#### [Given task]
Pictures appear in the records below; write out everything else exactly.

========================================

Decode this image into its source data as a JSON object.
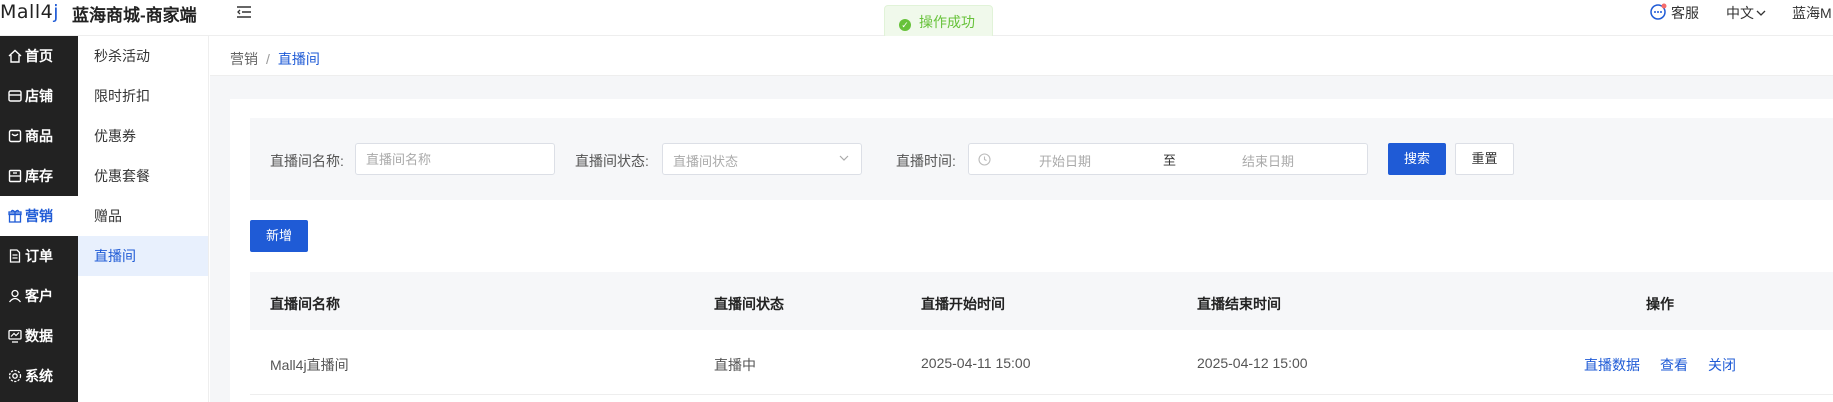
{
  "header": {
    "logo_part1": "Mall4",
    "logo_part2": "j",
    "app_title": "蓝海商城-商家端",
    "toast": "操作成功",
    "customer_service": "客服",
    "language": "中文",
    "user": "蓝海M"
  },
  "sidebar": {
    "items": [
      {
        "label": "首页",
        "icon": "home-icon"
      },
      {
        "label": "店铺",
        "icon": "store-icon"
      },
      {
        "label": "商品",
        "icon": "product-icon"
      },
      {
        "label": "库存",
        "icon": "inventory-icon"
      },
      {
        "label": "营销",
        "icon": "gift-icon"
      },
      {
        "label": "订单",
        "icon": "order-icon"
      },
      {
        "label": "客户",
        "icon": "customer-icon"
      },
      {
        "label": "数据",
        "icon": "data-icon"
      },
      {
        "label": "系统",
        "icon": "settings-icon"
      }
    ],
    "active_index": 4
  },
  "submenu": {
    "items": [
      "秒杀活动",
      "限时折扣",
      "优惠券",
      "优惠套餐",
      "赠品",
      "直播间"
    ],
    "active_index": 5
  },
  "breadcrumb": {
    "parent": "营销",
    "separator": "/",
    "current": "直播间"
  },
  "filter": {
    "name_label": "直播间名称:",
    "name_placeholder": "直播间名称",
    "status_label": "直播间状态:",
    "status_placeholder": "直播间状态",
    "time_label": "直播时间:",
    "start_placeholder": "开始日期",
    "range_separator": "至",
    "end_placeholder": "结束日期",
    "search_button": "搜索",
    "reset_button": "重置"
  },
  "add_button": "新增",
  "table": {
    "columns": [
      "直播间名称",
      "直播间状态",
      "直播开始时间",
      "直播结束时间",
      "操作"
    ],
    "rows": [
      {
        "name": "Mall4j直播间",
        "status": "直播中",
        "start": "2025-04-11 15:00",
        "end": "2025-04-12 15:00",
        "actions": [
          "直播数据",
          "查看",
          "关闭"
        ]
      }
    ]
  },
  "colors": {
    "primary": "#1f5bd6",
    "sidebar_bg": "#222222",
    "success": "#67c23a"
  }
}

========================================

#### [Correct result]
Decode this image into its source data as a JSON object.
{
  "header": {
    "logo_part1": "Mall4",
    "logo_part2": "j",
    "app_title": "蓝海商城-商家端",
    "toast": "操作成功",
    "customer_service": "客服",
    "language": "中文",
    "user": "蓝海M"
  },
  "sidebar": {
    "items": [
      {
        "label": "首页",
        "icon": "home-icon"
      },
      {
        "label": "店铺",
        "icon": "store-icon"
      },
      {
        "label": "商品",
        "icon": "product-icon"
      },
      {
        "label": "库存",
        "icon": "inventory-icon"
      },
      {
        "label": "营销",
        "icon": "gift-icon"
      },
      {
        "label": "订单",
        "icon": "order-icon"
      },
      {
        "label": "客户",
        "icon": "customer-icon"
      },
      {
        "label": "数据",
        "icon": "data-icon"
      },
      {
        "label": "系统",
        "icon": "settings-icon"
      }
    ],
    "active_index": 4
  },
  "submenu": {
    "items": [
      "秒杀活动",
      "限时折扣",
      "优惠券",
      "优惠套餐",
      "赠品",
      "直播间"
    ],
    "active_index": 5
  },
  "breadcrumb": {
    "parent": "营销",
    "separator": "/",
    "current": "直播间"
  },
  "filter": {
    "name_label": "直播间名称:",
    "name_placeholder": "直播间名称",
    "status_label": "直播间状态:",
    "status_placeholder": "直播间状态",
    "time_label": "直播时间:",
    "start_placeholder": "开始日期",
    "range_separator": "至",
    "end_placeholder": "结束日期",
    "search_button": "搜索",
    "reset_button": "重置"
  },
  "add_button": "新增",
  "table": {
    "columns": [
      "直播间名称",
      "直播间状态",
      "直播开始时间",
      "直播结束时间",
      "操作"
    ],
    "rows": [
      {
        "name": "Mall4j直播间",
        "status": "直播中",
        "start": "2025-04-11 15:00",
        "end": "2025-04-12 15:00",
        "actions": [
          "直播数据",
          "查看",
          "关闭"
        ]
      }
    ]
  },
  "colors": {
    "primary": "#1f5bd6",
    "sidebar_bg": "#222222",
    "success": "#67c23a"
  }
}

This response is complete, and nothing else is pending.